──────── Supplied data ────────

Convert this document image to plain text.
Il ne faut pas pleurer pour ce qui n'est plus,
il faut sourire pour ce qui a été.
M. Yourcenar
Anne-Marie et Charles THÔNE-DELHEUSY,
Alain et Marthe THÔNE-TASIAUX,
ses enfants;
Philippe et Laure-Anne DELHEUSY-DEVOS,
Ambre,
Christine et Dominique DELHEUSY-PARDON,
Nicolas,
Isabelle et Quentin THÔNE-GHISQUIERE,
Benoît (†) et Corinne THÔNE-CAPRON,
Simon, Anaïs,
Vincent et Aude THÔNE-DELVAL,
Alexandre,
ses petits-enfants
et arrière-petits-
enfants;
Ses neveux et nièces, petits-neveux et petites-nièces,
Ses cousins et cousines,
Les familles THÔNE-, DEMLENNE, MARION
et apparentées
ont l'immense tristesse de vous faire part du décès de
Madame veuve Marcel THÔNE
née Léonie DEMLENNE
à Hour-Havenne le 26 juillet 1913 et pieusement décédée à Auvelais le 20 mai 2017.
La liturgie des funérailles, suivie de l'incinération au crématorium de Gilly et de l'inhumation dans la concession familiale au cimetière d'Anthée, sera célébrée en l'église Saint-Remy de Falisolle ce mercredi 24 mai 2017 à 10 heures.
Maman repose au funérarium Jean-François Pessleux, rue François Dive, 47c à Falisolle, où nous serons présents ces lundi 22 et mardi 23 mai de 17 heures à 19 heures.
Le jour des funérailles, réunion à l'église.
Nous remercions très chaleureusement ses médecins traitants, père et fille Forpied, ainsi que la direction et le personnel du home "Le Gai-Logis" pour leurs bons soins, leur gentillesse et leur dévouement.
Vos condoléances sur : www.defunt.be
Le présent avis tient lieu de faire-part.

────────

*Instructions to follow*: All of the entries must be quoted exactly; please include each one.

*Full answer*:
Convert this document image to plain text.
Il ne faut pas pleurer pour ce qui n'est plus,
il faut sourire pour ce qui a été.
M. Yourcenar
Anne-Marie et Charles THÔNE-DELHEUSY,
Alain et Marthe THÔNE-TASIAUX,
ses enfants;
Philippe et Laure-Anne DELHEUSY-DEVOS,
Ambre,
Christine et Dominique DELHEUSY-PARDON,
Nicolas,
Isabelle et Quentin THÔNE-GHISQUIERE,
Benoît (†) et Corinne THÔNE-CAPRON,
Simon, Anaïs,
Vincent et Aude THÔNE-DELVAL,
Alexandre,
ses petits-enfants
et arrière-petits-
enfants;
Ses neveux et nièces, petits-neveux et petites-nièces,
Ses cousins et cousines,
Les familles THÔNE-, DEMLENNE, MARION
et apparentées
ont l'immense tristesse de vous faire part du décès de
Madame veuve Marcel THÔNE
née Léonie DEMLENNE
à Hour-Havenne le 26 juillet 1913 et pieusement décédée à Auvelais le 20 mai 2017.
La liturgie des funérailles, suivie de l'incinération au crématorium de Gilly et de l'inhumation dans la concession familiale au cimetière d'Anthée, sera célébrée en l'église Saint-Remy de Falisolle ce mercredi 24 mai 2017 à 10 heures.
Maman repose au funérarium Jean-François Pessleux, rue François Dive, 47c à Falisolle, où nous serons présents ces lundi 22 et mardi 23 mai de 17 heures à 19 heures.
Le jour des funérailles, réunion à l'église.
Nous remercions très chaleureusement ses médecins traitants, père et fille Forpied, ainsi que la direction et le personnel du home "Le Gai-Logis" pour leurs bons soins, leur gentillesse et leur dévouement.
Vos condoléances sur : www.defunt.be
Le présent avis tient lieu de faire-part.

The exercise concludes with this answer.